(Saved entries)
★ ★ ★ ★ ★ ★ ★

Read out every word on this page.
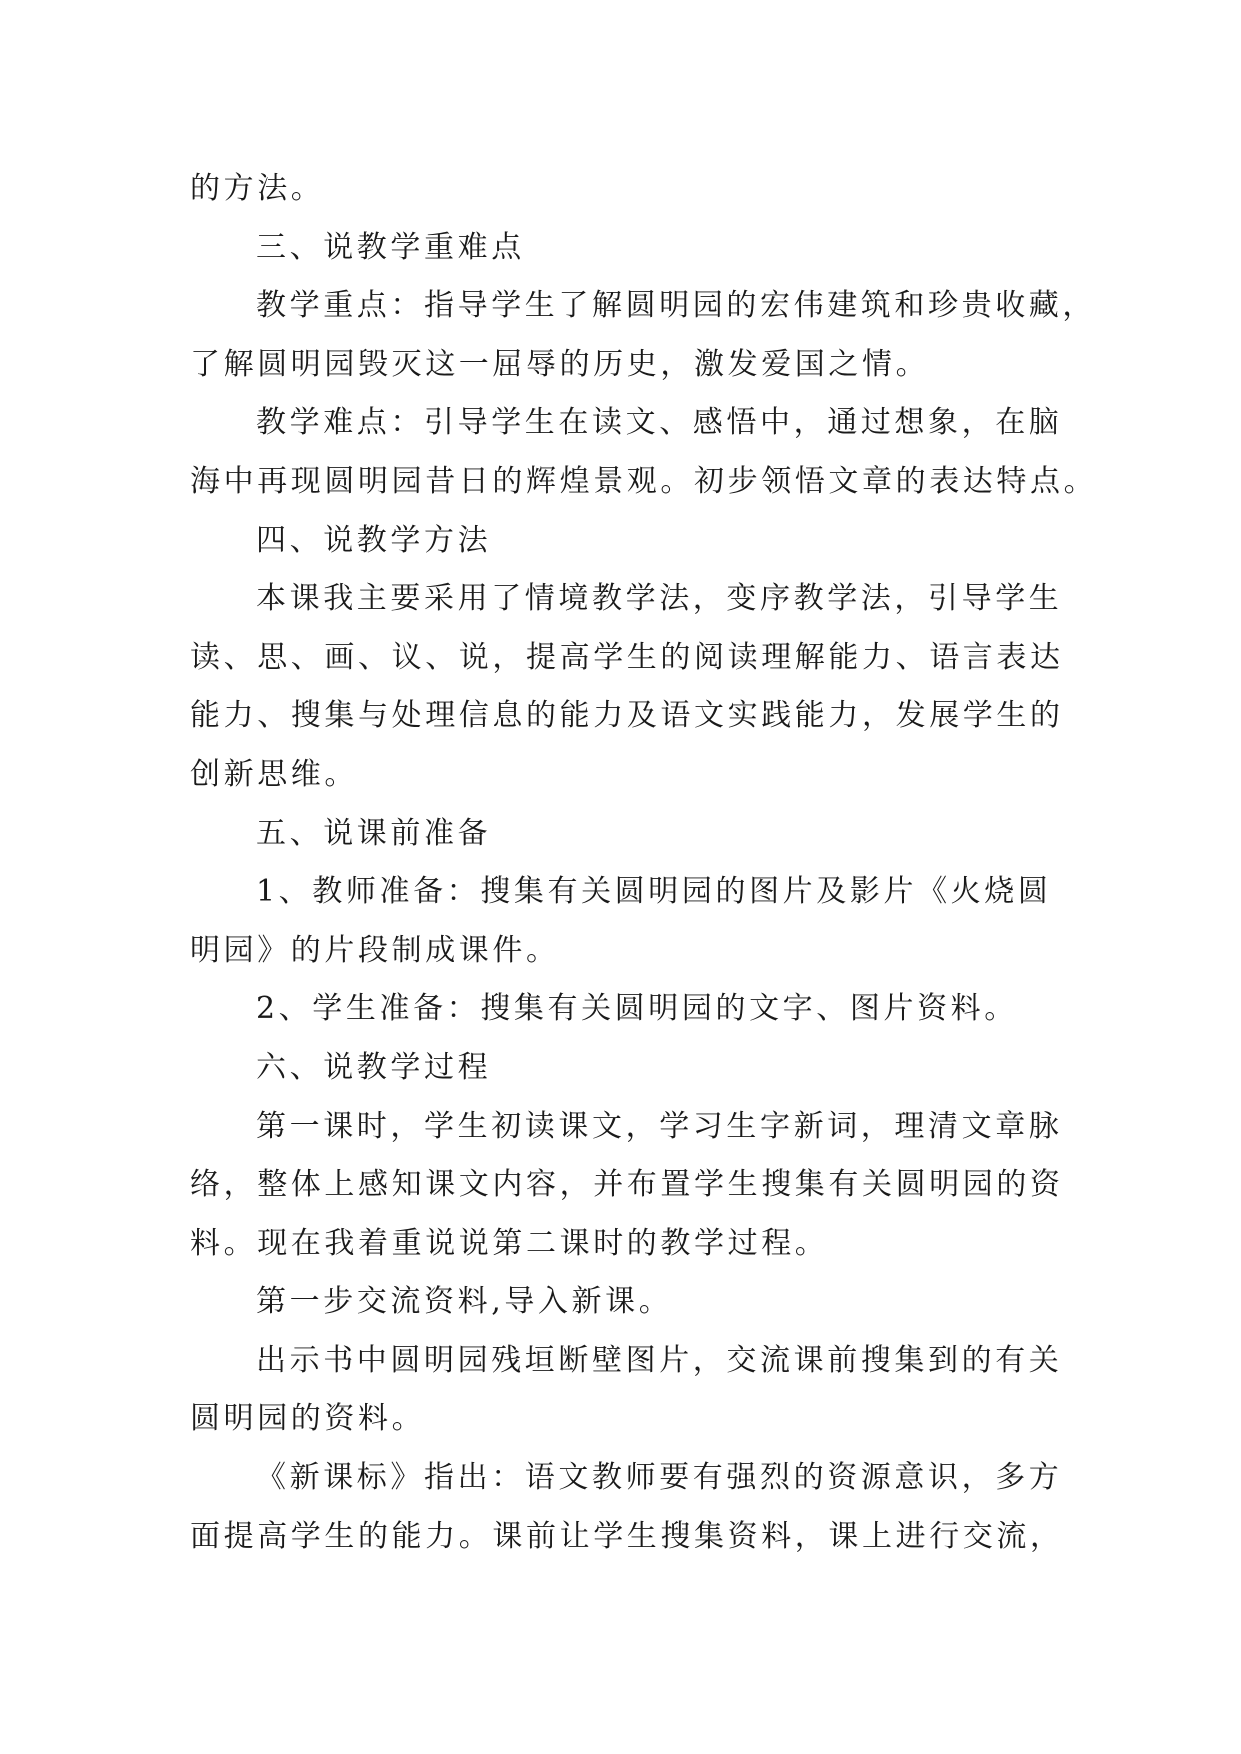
的方法。
三、说教学重难点
教学重点：指导学生了解圆明园的宏伟建筑和珍贵收藏，
了解圆明园毁灭这一屈辱的历史，激发爱国之情。
教学难点：引导学生在读文、感悟中，通过想象，在脑
海中再现圆明园昔日的辉煌景观。初步领悟文章的表达特点。
四、说教学方法
本课我主要采用了情境教学法，变序教学法，引导学生
读、思、画、议、说，提高学生的阅读理解能力、语言表达
能力、搜集与处理信息的能力及语文实践能力，发展学生的
创新思维。
五、说课前准备
1、教师准备：搜集有关圆明园的图片及影片《火烧圆
明园》的片段制成课件。
2、学生准备：搜集有关圆明园的文字、图片资料。
六、说教学过程
第一课时，学生初读课文，学习生字新词，理清文章脉
络，整体上感知课文内容，并布置学生搜集有关圆明园的资
料。现在我着重说说第二课时的教学过程。
第一步交流资料,导入新课。
出示书中圆明园残垣断壁图片，交流课前搜集到的有关
圆明园的资料。
《新课标》指出：语文教师要有强烈的资源意识，多方
面提高学生的能力。课前让学生搜集资料，课上进行交流，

★ ★ ★ ★ ★ ★ ★

▶ REQUIREMENTS
Excluding the pictures, restate the records above word for word.

▶ WORKED ANSWER
Read out every word on this page.
的方法。
三、说教学重难点
教学重点：指导学生了解圆明园的宏伟建筑和珍贵收藏，
了解圆明园毁灭这一屈辱的历史，激发爱国之情。
教学难点：引导学生在读文、感悟中，通过想象，在脑
海中再现圆明园昔日的辉煌景观。初步领悟文章的表达特点。
四、说教学方法
本课我主要采用了情境教学法，变序教学法，引导学生
读、思、画、议、说，提高学生的阅读理解能力、语言表达
能力、搜集与处理信息的能力及语文实践能力，发展学生的
创新思维。
五、说课前准备
1、教师准备：搜集有关圆明园的图片及影片《火烧圆
明园》的片段制成课件。
2、学生准备：搜集有关圆明园的文字、图片资料。
六、说教学过程
第一课时，学生初读课文，学习生字新词，理清文章脉
络，整体上感知课文内容，并布置学生搜集有关圆明园的资
料。现在我着重说说第二课时的教学过程。
第一步交流资料,导入新课。
出示书中圆明园残垣断壁图片，交流课前搜集到的有关
圆明园的资料。
《新课标》指出：语文教师要有强烈的资源意识，多方
面提高学生的能力。课前让学生搜集资料，课上进行交流，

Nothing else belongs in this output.